**PROBLEM**
Pull out every line below that contains the word "Growth".

**INPUT MATERIAL**

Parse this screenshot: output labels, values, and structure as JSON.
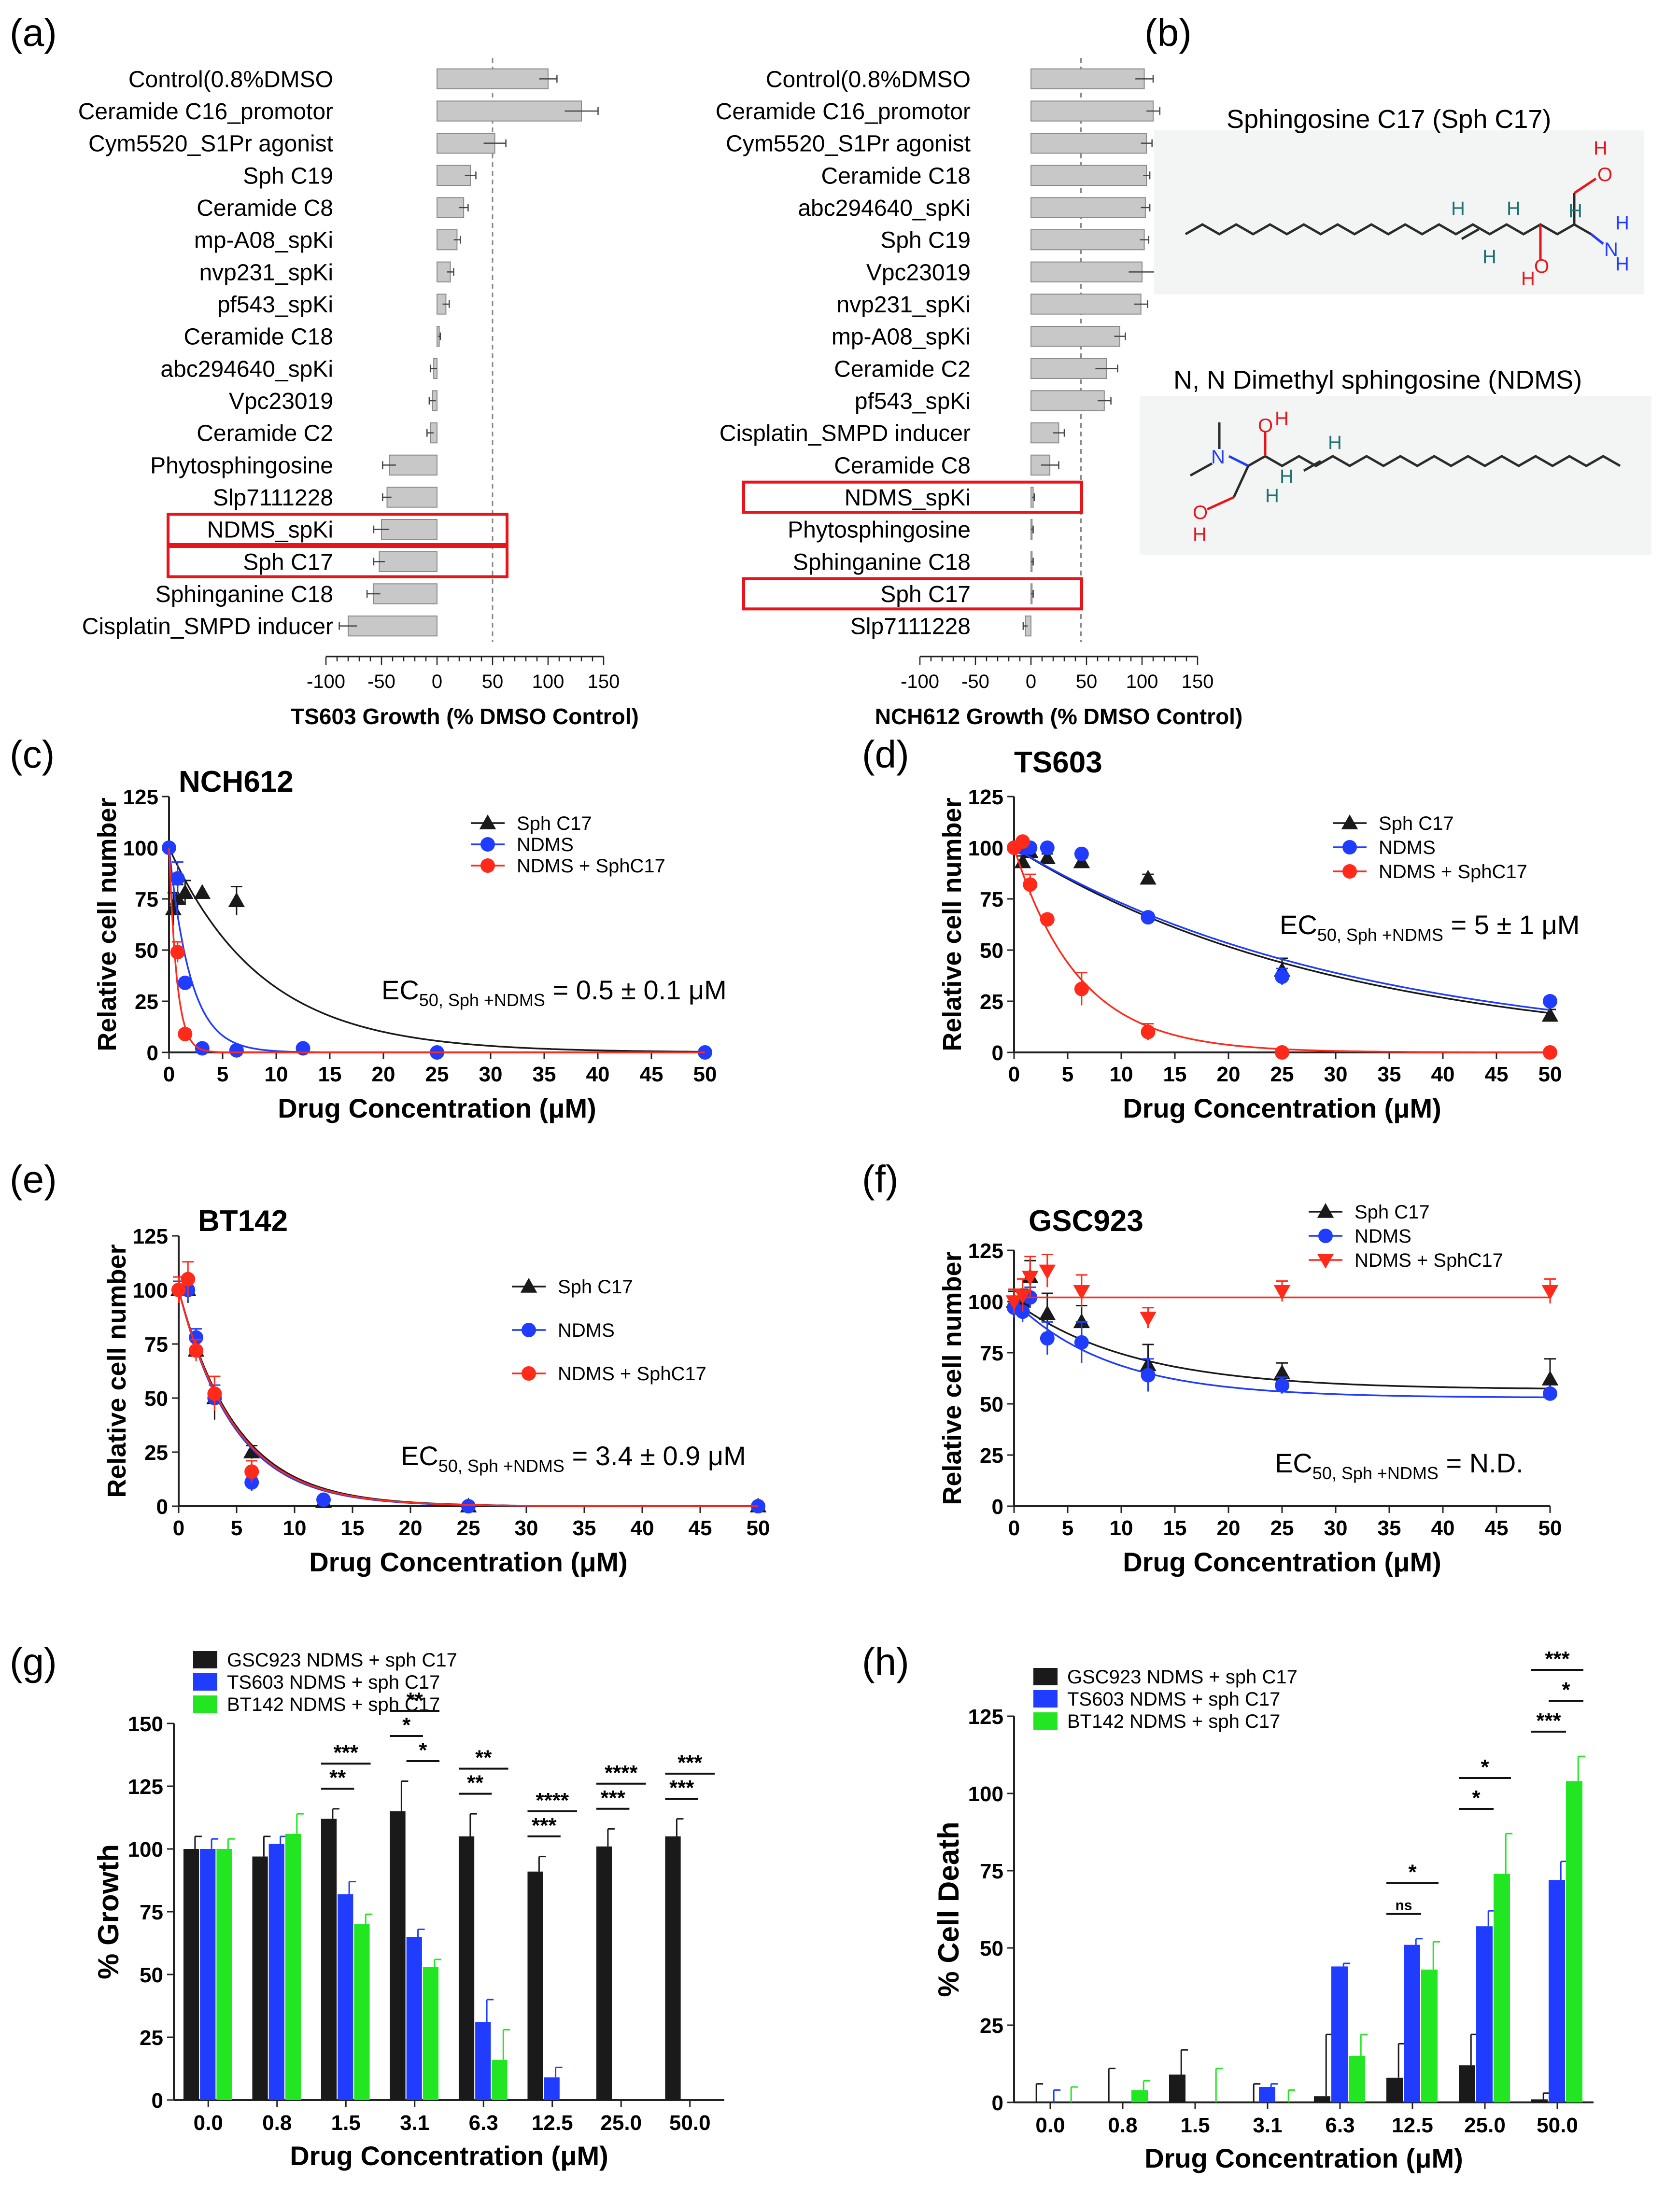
{
  "colors": {
    "bar_gray": "#c8c8c8",
    "black": "#1a1a1a",
    "blue": "#1f3cff",
    "red": "#ff2a1a",
    "green": "#22e622",
    "highlight": "#e8141a"
  },
  "panel_labels": {
    "a": "(a)",
    "b": "(b)",
    "c": "(c)",
    "d": "(d)",
    "e": "(e)",
    "f": "(f)",
    "g": "(g)",
    "h": "(h)"
  },
  "chart_data": [
    {
      "id": "a",
      "type": "bar",
      "orientation": "horizontal",
      "xlabel": "TS603 Growth (% DMSO Control)",
      "xlim": [
        -100,
        150
      ],
      "xticks": [
        -100,
        -50,
        0,
        50,
        100,
        150
      ],
      "reference_line": 50,
      "categories": [
        "Control(0.8%DMSO",
        "Ceramide C16_promotor",
        "Cym5520_S1Pr agonist",
        "Sph C19",
        "Ceramide C8",
        "mp-A08_spKi",
        "nvp231_spKi",
        "pf543_spKi",
        "Ceramide C18",
        "abc294640_spKi",
        "Vpc23019",
        "Ceramide C2",
        "Phytosphingosine",
        "Slp7111228",
        "NDMS_spKi",
        "Sph C17",
        "Sphinganine C18",
        "Cisplatin_SMPD inducer"
      ],
      "values": [
        100,
        130,
        52,
        30,
        24,
        18,
        12,
        8,
        2,
        -3,
        -4,
        -6,
        -43,
        -45,
        -50,
        -52,
        -57,
        -80
      ],
      "errors": [
        8,
        15,
        10,
        5,
        4,
        3,
        3,
        3,
        1,
        3,
        3,
        3,
        6,
        4,
        7,
        5,
        6,
        8
      ],
      "highlighted": [
        "NDMS_spKi",
        "Sph C17"
      ]
    },
    {
      "id": "a2",
      "type": "bar",
      "orientation": "horizontal",
      "xlabel": "NCH612 Growth (% DMSO Control)",
      "xlim": [
        -100,
        150
      ],
      "xticks": [
        -100,
        -50,
        0,
        50,
        100,
        150
      ],
      "reference_line": 45,
      "categories": [
        "Control(0.8%DMSO",
        "Ceramide C16_promotor",
        "Cym5520_S1Pr agonist",
        "Ceramide C18",
        "abc294640_spKi",
        "Sph C19",
        "Vpc23019",
        "nvp231_spKi",
        "mp-A08_spKi",
        "Ceramide C2",
        "pf543_spKi",
        "Cisplatin_SMPD inducer",
        "Ceramide C8",
        "NDMS_spKi",
        "Phytosphingosine",
        "Sphinganine C18",
        "Sph C17",
        "Slp7111228"
      ],
      "values": [
        102,
        110,
        104,
        104,
        103,
        102,
        100,
        99,
        80,
        68,
        66,
        25,
        17,
        2,
        1,
        1,
        1,
        -5
      ],
      "errors": [
        8,
        6,
        5,
        3,
        4,
        4,
        12,
        6,
        5,
        10,
        6,
        5,
        8,
        1,
        1,
        1,
        1,
        2
      ],
      "highlighted": [
        "NDMS_spKi",
        "Sph C17"
      ]
    },
    {
      "id": "c",
      "type": "scatter",
      "title": "NCH612",
      "xlabel": "Drug Concentration (μM)",
      "ylabel": "Relative cell number",
      "xlim": [
        0,
        50
      ],
      "ylim": [
        0,
        125
      ],
      "xticks": [
        0,
        5,
        10,
        15,
        20,
        25,
        30,
        35,
        40,
        45,
        50
      ],
      "yticks": [
        0,
        25,
        50,
        75,
        100,
        125
      ],
      "annotation": {
        "prefix": "EC",
        "sub": "50, Sph +NDMS",
        "suffix": " = 0.5 ± 0.1 μM"
      },
      "series": [
        {
          "name": "Sph C17",
          "color": "black",
          "marker": "triangle",
          "x": [
            0.4,
            0.8,
            1.5,
            3.1,
            6.3
          ],
          "y": [
            70,
            75,
            78,
            78,
            74
          ],
          "err": [
            8,
            7,
            6,
            0,
            7
          ],
          "fit_k": 0.115
        },
        {
          "name": "NDMS",
          "color": "blue",
          "marker": "circle",
          "x": [
            0,
            0.8,
            1.5,
            3.1,
            6.3,
            12.5,
            25,
            50
          ],
          "y": [
            100,
            85,
            34,
            2,
            1,
            2,
            0,
            0
          ],
          "err": [
            0,
            8,
            0,
            0,
            0,
            0,
            0,
            0
          ],
          "fit_k": 0.5
        },
        {
          "name": "NDMS + SphC17",
          "color": "red",
          "marker": "circle",
          "x": [
            0.8,
            1.5
          ],
          "y": [
            49,
            9
          ],
          "err": [
            5,
            2
          ],
          "fit_k": 1.4
        }
      ]
    },
    {
      "id": "d",
      "type": "scatter",
      "title": "TS603",
      "xlabel": "Drug Concentration (μM)",
      "ylabel": "Relative cell number",
      "xlim": [
        0,
        50
      ],
      "ylim": [
        0,
        125
      ],
      "xticks": [
        0,
        5,
        10,
        15,
        20,
        25,
        30,
        35,
        40,
        45,
        50
      ],
      "yticks": [
        0,
        25,
        50,
        75,
        100,
        125
      ],
      "annotation": {
        "prefix": "EC",
        "sub": "50, Sph +NDMS",
        "suffix": " = 5 ± 1 μM"
      },
      "series": [
        {
          "name": "Sph C17",
          "color": "black",
          "marker": "triangle",
          "x": [
            0.8,
            1.5,
            3.1,
            6.3,
            12.5,
            25,
            50
          ],
          "y": [
            93,
            98,
            95,
            93,
            85,
            40,
            18
          ],
          "err": [
            3,
            2,
            2,
            2,
            2,
            6,
            3
          ],
          "fit_k": 0.033
        },
        {
          "name": "NDMS",
          "color": "blue",
          "marker": "circle",
          "x": [
            0,
            0.8,
            1.5,
            3.1,
            6.3,
            12.5,
            25,
            50
          ],
          "y": [
            100,
            100,
            100,
            100,
            97,
            66,
            37,
            25
          ],
          "err": [
            0,
            2,
            2,
            2,
            2,
            2,
            4,
            2
          ],
          "fit_k": 0.0315
        },
        {
          "name": "NDMS + SphC17",
          "color": "red",
          "marker": "circle",
          "x": [
            0,
            0.8,
            1.5,
            3.1,
            6.3,
            12.5,
            25,
            50
          ],
          "y": [
            100,
            103,
            82,
            65,
            31,
            10,
            0,
            0
          ],
          "err": [
            0,
            0,
            5,
            0,
            8,
            4,
            0,
            0
          ],
          "fit_k": 0.165
        }
      ]
    },
    {
      "id": "e",
      "type": "scatter",
      "title": "BT142",
      "xlabel": "Drug Concentration (μM)",
      "ylabel": "Relative cell number",
      "xlim": [
        0,
        50
      ],
      "ylim": [
        0,
        125
      ],
      "xticks": [
        0,
        5,
        10,
        15,
        20,
        25,
        30,
        35,
        40,
        45,
        50
      ],
      "yticks": [
        0,
        25,
        50,
        75,
        100,
        125
      ],
      "annotation": {
        "prefix": "EC",
        "sub": "50, Sph +NDMS",
        "suffix": " = 3.4 ± 0.9 μM"
      },
      "series": [
        {
          "name": "Sph C17",
          "color": "black",
          "marker": "triangle",
          "x": [
            0,
            0.8,
            1.5,
            3.1,
            6.3,
            12.5,
            25,
            50
          ],
          "y": [
            100,
            100,
            72,
            50,
            25,
            2,
            0,
            0
          ],
          "err": [
            4,
            6,
            5,
            10,
            3,
            0,
            0,
            0
          ],
          "fit_k": 0.2
        },
        {
          "name": "NDMS",
          "color": "blue",
          "marker": "circle",
          "x": [
            0,
            0.8,
            1.5,
            3.1,
            6.3,
            12.5,
            25,
            50
          ],
          "y": [
            100,
            100,
            78,
            50,
            11,
            3,
            0,
            0
          ],
          "err": [
            4,
            5,
            4,
            6,
            4,
            0,
            0,
            0
          ],
          "fit_k": 0.21
        },
        {
          "name": "NDMS + SphC17",
          "color": "red",
          "marker": "circle",
          "x": [
            0,
            0.8,
            1.5,
            3.1,
            6.3
          ],
          "y": [
            100,
            105,
            72,
            52,
            16
          ],
          "err": [
            6,
            8,
            5,
            8,
            5
          ],
          "fit_k": 0.205
        }
      ]
    },
    {
      "id": "f",
      "type": "scatter",
      "title": "GSC923",
      "xlabel": "Drug Concentration (μM)",
      "ylabel": "Relative cell number",
      "xlim": [
        0,
        50
      ],
      "ylim": [
        0,
        125
      ],
      "xticks": [
        0,
        5,
        10,
        15,
        20,
        25,
        30,
        35,
        40,
        45,
        50
      ],
      "yticks": [
        0,
        25,
        50,
        75,
        100,
        125
      ],
      "annotation": {
        "prefix": "EC",
        "sub": "50, Sph +NDMS",
        "suffix": " = N.D."
      },
      "series": [
        {
          "name": "Sph C17",
          "color": "black",
          "marker": "triangle",
          "x": [
            0,
            0.8,
            1.5,
            3.1,
            6.3,
            12.5,
            25,
            50
          ],
          "y": [
            100,
            100,
            112,
            94,
            90,
            69,
            65,
            62
          ],
          "err": [
            5,
            6,
            8,
            10,
            8,
            10,
            5,
            10
          ],
          "plateau": 57,
          "fit_k": 0.09
        },
        {
          "name": "NDMS",
          "color": "blue",
          "marker": "circle",
          "x": [
            0,
            0.8,
            1.5,
            3.1,
            6.3,
            12.5,
            25,
            50
          ],
          "y": [
            97,
            95,
            102,
            82,
            80,
            64,
            59,
            55
          ],
          "err": [
            5,
            5,
            5,
            8,
            10,
            8,
            4,
            2
          ],
          "plateau": 53,
          "fit_k": 0.11
        },
        {
          "name": "NDMS + SphC17",
          "color": "red",
          "marker": "triangle-down",
          "x": [
            0,
            0.8,
            1.5,
            3.1,
            6.3,
            12.5,
            25,
            50
          ],
          "y": [
            100,
            103,
            112,
            115,
            105,
            92,
            105,
            105
          ],
          "err": [
            6,
            8,
            10,
            8,
            8,
            5,
            5,
            6
          ],
          "flat": 102
        }
      ]
    },
    {
      "id": "g",
      "type": "bar",
      "xlabel": "Drug Concentration (μM)",
      "ylabel": "% Growth",
      "ylim": [
        0,
        150
      ],
      "yticks": [
        0,
        25,
        50,
        75,
        100,
        125,
        150
      ],
      "categories": [
        "0.0",
        "0.8",
        "1.5",
        "3.1",
        "6.3",
        "12.5",
        "25.0",
        "50.0"
      ],
      "series": [
        {
          "name": "GSC923 NDMS + sph C17",
          "color": "black",
          "values": [
            100,
            97,
            112,
            115,
            105,
            91,
            101,
            105
          ],
          "err": [
            5,
            8,
            4,
            12,
            9,
            6,
            7,
            7
          ]
        },
        {
          "name": "TS603 NDMS + sph C17",
          "color": "blue",
          "values": [
            100,
            102,
            82,
            65,
            31,
            9,
            0,
            0
          ],
          "err": [
            4,
            3,
            5,
            3,
            9,
            4,
            0,
            0
          ]
        },
        {
          "name": "BT142 NDMS + sph C17",
          "color": "green",
          "values": [
            100,
            106,
            70,
            53,
            16,
            0,
            0,
            0
          ],
          "err": [
            4,
            8,
            4,
            3,
            12,
            0,
            0,
            0
          ]
        }
      ],
      "significance": [
        {
          "cat": 1.5,
          "lines": [
            [
              "GSC923",
              "BT142",
              "***"
            ],
            [
              "GSC923",
              "TS603",
              "**"
            ]
          ]
        },
        {
          "cat": 3.1,
          "lines": [
            [
              "GSC923",
              "BT142",
              "**"
            ],
            [
              "GSC923",
              "TS603",
              "*"
            ],
            [
              "TS603",
              "BT142",
              "*"
            ]
          ]
        },
        {
          "cat": 6.3,
          "lines": [
            [
              "GSC923",
              "BT142",
              "**"
            ],
            [
              "GSC923",
              "TS603",
              "**"
            ]
          ]
        },
        {
          "cat": 12.5,
          "lines": [
            [
              "GSC923",
              "BT142",
              "****"
            ],
            [
              "GSC923",
              "TS603",
              "***"
            ]
          ]
        },
        {
          "cat": 25.0,
          "lines": [
            [
              "GSC923",
              "BT142",
              "****"
            ],
            [
              "GSC923",
              "TS603",
              "***"
            ]
          ]
        },
        {
          "cat": 50.0,
          "lines": [
            [
              "GSC923",
              "BT142",
              "***"
            ],
            [
              "GSC923",
              "TS603",
              "***"
            ]
          ]
        }
      ]
    },
    {
      "id": "h",
      "type": "bar",
      "xlabel": "Drug Concentration (μM)",
      "ylabel": "% Cell Death",
      "ylim": [
        0,
        125
      ],
      "yticks": [
        0,
        25,
        50,
        75,
        100,
        125
      ],
      "categories": [
        "0.0",
        "0.8",
        "1.5",
        "3.1",
        "6.3",
        "12.5",
        "25.0",
        "50.0"
      ],
      "series": [
        {
          "name": "GSC923 NDMS + sph C17",
          "color": "black",
          "values": [
            0,
            0,
            9,
            0,
            2,
            8,
            12,
            1
          ],
          "err": [
            6,
            11,
            8,
            6,
            20,
            11,
            10,
            2
          ]
        },
        {
          "name": "TS603 NDMS + sph C17",
          "color": "blue",
          "values": [
            0,
            0,
            0,
            5,
            44,
            51,
            57,
            72
          ],
          "err": [
            4,
            0,
            0,
            1,
            1,
            2,
            5,
            6
          ]
        },
        {
          "name": "BT142 NDMS + sph C17",
          "color": "green",
          "values": [
            0,
            4,
            0,
            0,
            15,
            43,
            74,
            104
          ],
          "err": [
            5,
            3,
            11,
            4,
            7,
            9,
            13,
            8
          ]
        }
      ],
      "significance": [
        {
          "cat": 12.5,
          "lines": [
            [
              "GSC923",
              "BT142",
              "*"
            ],
            [
              "GSC923",
              "TS603",
              "ns"
            ]
          ]
        },
        {
          "cat": 25.0,
          "lines": [
            [
              "GSC923",
              "BT142",
              "*"
            ],
            [
              "GSC923",
              "TS603",
              "*"
            ]
          ]
        },
        {
          "cat": 50.0,
          "lines": [
            [
              "GSC923",
              "BT142",
              "***"
            ],
            [
              "TS603",
              "BT142",
              "*"
            ],
            [
              "GSC923",
              "TS603",
              "***"
            ]
          ]
        }
      ]
    }
  ],
  "structures": {
    "sph_c17_title": "Sphingosine C17 (Sph C17)",
    "ndms_title": "N, N Dimethyl sphingosine (NDMS)",
    "atoms": {
      "H": "H",
      "O": "O",
      "N": "N"
    }
  }
}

**RESPONSE BELOW**
      "xlabel": "TS603 Growth (% DMSO Control)",
      "xlabel": "NCH612 Growth (% DMSO Control)",
      "ylabel": "% Growth",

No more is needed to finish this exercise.